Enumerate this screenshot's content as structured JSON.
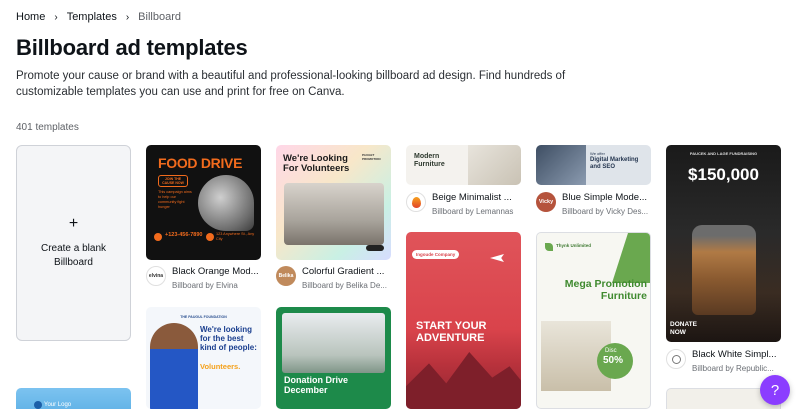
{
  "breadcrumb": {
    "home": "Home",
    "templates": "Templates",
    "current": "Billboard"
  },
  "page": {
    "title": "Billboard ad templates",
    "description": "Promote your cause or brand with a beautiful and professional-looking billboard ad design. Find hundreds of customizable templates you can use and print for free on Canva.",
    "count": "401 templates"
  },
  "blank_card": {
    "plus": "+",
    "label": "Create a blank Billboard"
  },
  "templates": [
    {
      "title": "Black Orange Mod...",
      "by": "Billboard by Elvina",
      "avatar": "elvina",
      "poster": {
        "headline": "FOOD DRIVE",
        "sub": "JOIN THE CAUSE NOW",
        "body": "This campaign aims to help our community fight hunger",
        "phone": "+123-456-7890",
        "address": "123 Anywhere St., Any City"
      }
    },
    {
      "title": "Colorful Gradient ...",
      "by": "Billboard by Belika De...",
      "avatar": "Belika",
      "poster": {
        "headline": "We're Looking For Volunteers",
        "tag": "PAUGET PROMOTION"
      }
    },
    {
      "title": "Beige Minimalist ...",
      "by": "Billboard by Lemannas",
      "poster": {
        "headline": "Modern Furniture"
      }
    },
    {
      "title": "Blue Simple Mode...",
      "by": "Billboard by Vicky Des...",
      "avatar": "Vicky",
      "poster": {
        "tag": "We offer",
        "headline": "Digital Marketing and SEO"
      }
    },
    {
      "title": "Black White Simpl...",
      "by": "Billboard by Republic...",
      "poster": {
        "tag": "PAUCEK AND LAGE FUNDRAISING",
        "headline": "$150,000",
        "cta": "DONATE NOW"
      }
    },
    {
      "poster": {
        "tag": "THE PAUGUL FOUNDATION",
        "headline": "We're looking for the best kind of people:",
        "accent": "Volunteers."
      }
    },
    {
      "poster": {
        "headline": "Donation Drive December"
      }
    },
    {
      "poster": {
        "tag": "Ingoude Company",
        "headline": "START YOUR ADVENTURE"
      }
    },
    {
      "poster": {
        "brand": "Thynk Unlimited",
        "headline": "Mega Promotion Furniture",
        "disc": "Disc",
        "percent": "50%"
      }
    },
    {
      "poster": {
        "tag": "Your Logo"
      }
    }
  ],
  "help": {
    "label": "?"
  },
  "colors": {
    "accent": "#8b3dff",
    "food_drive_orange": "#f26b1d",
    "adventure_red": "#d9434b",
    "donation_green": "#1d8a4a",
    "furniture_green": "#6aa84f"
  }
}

Exercise brief: Determine how many lines in the listing above hold the word "avatar", answering with the number only.

Answer to the task: 3